Figure contents as structured data:

:::

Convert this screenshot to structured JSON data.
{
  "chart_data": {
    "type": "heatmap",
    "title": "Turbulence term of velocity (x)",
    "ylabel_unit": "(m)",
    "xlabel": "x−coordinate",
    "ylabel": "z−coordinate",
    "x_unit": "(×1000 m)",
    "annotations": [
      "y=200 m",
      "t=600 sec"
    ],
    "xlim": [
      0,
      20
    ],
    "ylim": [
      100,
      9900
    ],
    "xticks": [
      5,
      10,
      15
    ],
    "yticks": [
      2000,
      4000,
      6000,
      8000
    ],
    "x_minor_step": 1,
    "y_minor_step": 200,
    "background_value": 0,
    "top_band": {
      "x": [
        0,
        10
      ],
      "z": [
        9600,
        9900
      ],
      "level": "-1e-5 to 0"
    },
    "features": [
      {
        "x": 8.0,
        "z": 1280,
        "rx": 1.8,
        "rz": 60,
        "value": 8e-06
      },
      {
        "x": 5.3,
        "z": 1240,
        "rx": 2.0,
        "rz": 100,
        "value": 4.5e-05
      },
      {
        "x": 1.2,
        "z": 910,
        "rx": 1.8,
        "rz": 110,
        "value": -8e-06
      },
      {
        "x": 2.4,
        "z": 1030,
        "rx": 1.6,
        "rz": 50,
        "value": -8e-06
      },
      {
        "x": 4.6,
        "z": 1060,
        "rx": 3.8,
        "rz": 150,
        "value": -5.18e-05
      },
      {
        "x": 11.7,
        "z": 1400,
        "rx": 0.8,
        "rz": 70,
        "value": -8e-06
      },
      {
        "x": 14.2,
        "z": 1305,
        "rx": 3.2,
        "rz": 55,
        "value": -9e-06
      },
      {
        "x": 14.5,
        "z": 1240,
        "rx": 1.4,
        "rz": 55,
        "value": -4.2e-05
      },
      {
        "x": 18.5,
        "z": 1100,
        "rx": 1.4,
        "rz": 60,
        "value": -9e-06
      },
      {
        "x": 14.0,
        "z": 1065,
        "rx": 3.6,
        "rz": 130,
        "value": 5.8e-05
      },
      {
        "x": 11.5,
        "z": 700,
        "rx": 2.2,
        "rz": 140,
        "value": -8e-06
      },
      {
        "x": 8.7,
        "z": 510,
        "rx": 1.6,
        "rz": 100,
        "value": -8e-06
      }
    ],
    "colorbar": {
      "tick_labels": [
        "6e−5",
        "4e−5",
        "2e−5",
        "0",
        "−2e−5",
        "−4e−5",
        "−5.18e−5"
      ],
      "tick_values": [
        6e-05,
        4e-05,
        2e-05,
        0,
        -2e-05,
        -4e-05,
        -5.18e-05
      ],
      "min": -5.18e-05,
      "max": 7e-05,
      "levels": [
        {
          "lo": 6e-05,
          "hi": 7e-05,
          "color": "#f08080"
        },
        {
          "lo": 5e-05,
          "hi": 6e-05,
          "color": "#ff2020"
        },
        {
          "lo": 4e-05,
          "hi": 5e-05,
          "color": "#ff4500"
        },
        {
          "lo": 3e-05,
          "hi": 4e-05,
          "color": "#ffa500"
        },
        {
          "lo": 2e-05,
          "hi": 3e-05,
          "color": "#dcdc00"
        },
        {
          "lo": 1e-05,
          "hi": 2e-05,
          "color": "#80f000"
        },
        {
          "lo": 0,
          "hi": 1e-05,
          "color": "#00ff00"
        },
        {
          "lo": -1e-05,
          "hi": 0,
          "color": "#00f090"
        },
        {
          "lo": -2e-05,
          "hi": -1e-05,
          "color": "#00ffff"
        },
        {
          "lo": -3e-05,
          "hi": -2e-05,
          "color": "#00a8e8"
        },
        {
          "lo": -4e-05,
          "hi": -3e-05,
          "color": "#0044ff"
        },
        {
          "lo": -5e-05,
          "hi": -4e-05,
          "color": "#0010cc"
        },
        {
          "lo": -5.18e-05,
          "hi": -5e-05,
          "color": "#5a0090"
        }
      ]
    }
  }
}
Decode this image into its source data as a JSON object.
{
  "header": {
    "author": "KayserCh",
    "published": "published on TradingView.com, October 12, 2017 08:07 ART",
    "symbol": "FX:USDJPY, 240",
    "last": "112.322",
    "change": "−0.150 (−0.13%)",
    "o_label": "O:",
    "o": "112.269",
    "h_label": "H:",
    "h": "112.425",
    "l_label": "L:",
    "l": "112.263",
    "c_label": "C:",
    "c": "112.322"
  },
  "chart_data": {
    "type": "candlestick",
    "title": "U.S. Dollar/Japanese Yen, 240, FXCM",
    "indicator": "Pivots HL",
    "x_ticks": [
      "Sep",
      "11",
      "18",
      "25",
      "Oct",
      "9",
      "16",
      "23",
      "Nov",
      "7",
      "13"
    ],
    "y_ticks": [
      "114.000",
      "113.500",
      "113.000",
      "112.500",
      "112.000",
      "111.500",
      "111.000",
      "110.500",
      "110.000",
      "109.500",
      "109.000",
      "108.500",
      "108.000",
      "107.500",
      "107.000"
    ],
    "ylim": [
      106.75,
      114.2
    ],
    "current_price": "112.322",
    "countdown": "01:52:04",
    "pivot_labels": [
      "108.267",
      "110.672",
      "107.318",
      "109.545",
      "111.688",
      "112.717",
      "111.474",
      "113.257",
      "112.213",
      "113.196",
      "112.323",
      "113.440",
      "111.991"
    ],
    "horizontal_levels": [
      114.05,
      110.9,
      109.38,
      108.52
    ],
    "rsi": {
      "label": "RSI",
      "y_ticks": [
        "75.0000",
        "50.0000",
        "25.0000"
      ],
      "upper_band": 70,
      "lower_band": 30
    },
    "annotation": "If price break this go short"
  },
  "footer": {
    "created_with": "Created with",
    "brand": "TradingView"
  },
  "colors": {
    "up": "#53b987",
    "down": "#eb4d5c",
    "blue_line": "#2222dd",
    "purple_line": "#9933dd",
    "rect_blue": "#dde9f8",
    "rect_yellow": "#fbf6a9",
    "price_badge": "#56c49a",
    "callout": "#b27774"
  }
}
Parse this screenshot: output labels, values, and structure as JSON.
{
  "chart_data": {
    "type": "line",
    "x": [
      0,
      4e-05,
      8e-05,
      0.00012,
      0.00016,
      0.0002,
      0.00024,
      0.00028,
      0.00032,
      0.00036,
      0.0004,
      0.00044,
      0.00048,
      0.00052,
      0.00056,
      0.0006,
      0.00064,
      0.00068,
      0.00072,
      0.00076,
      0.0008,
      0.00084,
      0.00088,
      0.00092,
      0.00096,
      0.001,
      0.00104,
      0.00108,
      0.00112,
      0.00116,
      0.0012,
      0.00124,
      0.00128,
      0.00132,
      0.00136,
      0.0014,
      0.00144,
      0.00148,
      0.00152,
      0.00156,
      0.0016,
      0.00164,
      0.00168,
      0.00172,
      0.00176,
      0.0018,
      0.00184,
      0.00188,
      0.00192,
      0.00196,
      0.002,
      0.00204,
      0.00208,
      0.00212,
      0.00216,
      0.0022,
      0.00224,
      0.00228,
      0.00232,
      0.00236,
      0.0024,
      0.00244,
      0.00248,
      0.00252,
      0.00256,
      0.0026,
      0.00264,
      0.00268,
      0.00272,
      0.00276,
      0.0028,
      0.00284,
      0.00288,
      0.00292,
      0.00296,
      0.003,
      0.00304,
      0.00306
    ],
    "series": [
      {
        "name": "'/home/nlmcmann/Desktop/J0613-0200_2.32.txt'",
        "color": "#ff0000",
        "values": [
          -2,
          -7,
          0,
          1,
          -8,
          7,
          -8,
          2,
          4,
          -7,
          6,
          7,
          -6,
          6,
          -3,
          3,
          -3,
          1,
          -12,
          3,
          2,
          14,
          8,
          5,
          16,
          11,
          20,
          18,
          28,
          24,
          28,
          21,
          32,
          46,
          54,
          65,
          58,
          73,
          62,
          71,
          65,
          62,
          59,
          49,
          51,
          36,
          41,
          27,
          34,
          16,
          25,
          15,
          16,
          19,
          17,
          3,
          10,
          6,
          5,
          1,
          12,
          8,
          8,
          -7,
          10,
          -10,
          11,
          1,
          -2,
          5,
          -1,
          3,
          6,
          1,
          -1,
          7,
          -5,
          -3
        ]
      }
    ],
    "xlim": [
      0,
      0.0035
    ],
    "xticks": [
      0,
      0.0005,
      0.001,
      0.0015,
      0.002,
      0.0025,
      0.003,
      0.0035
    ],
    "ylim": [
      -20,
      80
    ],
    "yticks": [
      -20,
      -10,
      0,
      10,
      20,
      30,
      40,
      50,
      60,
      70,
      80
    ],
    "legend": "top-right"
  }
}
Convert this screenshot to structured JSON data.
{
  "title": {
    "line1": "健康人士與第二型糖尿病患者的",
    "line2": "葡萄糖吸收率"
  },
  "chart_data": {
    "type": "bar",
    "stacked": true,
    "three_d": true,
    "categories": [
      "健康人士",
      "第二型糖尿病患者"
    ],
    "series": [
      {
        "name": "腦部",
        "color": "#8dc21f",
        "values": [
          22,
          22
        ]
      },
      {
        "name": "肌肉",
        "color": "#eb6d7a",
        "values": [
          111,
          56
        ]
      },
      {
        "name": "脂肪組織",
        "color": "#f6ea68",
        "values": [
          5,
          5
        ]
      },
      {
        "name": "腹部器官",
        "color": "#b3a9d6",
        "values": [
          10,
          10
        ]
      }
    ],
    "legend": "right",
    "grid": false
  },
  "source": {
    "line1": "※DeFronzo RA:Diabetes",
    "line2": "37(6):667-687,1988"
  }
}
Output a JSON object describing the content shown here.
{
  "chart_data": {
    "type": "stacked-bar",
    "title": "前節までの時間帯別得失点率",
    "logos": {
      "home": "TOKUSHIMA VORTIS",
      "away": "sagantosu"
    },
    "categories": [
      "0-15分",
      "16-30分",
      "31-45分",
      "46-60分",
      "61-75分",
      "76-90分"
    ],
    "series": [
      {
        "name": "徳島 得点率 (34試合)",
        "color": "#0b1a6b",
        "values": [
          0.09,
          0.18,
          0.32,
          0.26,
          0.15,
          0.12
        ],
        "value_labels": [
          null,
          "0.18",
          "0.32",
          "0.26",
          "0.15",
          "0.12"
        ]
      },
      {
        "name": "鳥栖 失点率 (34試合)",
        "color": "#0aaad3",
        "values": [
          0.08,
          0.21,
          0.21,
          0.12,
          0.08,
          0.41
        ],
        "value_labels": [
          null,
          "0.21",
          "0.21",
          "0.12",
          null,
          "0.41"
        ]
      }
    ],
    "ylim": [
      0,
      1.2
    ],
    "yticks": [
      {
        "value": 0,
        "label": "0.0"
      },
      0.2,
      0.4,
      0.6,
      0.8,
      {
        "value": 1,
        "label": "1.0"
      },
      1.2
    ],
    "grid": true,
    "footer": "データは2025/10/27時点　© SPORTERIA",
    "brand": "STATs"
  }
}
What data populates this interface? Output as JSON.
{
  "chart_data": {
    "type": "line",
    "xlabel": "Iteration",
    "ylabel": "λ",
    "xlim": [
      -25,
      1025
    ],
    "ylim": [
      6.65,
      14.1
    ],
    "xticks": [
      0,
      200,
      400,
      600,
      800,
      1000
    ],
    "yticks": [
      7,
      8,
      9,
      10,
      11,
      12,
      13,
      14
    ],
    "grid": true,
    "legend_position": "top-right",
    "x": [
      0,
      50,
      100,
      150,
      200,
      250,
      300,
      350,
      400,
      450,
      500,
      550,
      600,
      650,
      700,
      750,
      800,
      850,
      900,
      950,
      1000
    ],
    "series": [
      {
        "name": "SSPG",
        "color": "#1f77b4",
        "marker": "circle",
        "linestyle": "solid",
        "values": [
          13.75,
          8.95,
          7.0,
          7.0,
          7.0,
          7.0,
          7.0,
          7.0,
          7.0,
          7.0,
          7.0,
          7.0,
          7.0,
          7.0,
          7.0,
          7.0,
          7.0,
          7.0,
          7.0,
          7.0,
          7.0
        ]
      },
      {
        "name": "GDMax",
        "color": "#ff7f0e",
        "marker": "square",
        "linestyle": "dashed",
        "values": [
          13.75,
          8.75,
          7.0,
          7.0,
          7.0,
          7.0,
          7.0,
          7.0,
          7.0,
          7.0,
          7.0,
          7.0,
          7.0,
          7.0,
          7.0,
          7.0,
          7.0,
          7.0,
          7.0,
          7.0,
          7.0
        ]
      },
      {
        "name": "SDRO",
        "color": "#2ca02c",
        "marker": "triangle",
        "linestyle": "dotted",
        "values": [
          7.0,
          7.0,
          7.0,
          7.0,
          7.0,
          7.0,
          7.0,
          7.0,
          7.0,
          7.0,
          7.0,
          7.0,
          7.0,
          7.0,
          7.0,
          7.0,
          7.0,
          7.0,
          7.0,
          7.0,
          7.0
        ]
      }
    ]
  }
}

:::

Task description:
Copy every line of the listing that contains the word "this".

Exercise output:
Convert this screenshot to structured JSON data.
Decode this image into its source data as a JSON object.
    "annotation": "If price break this go short"
Parse this screenshot: output labels, values, and structure as JSON.
Convert this screenshot to structured JSON data.
What data populates this interface? Output as JSON.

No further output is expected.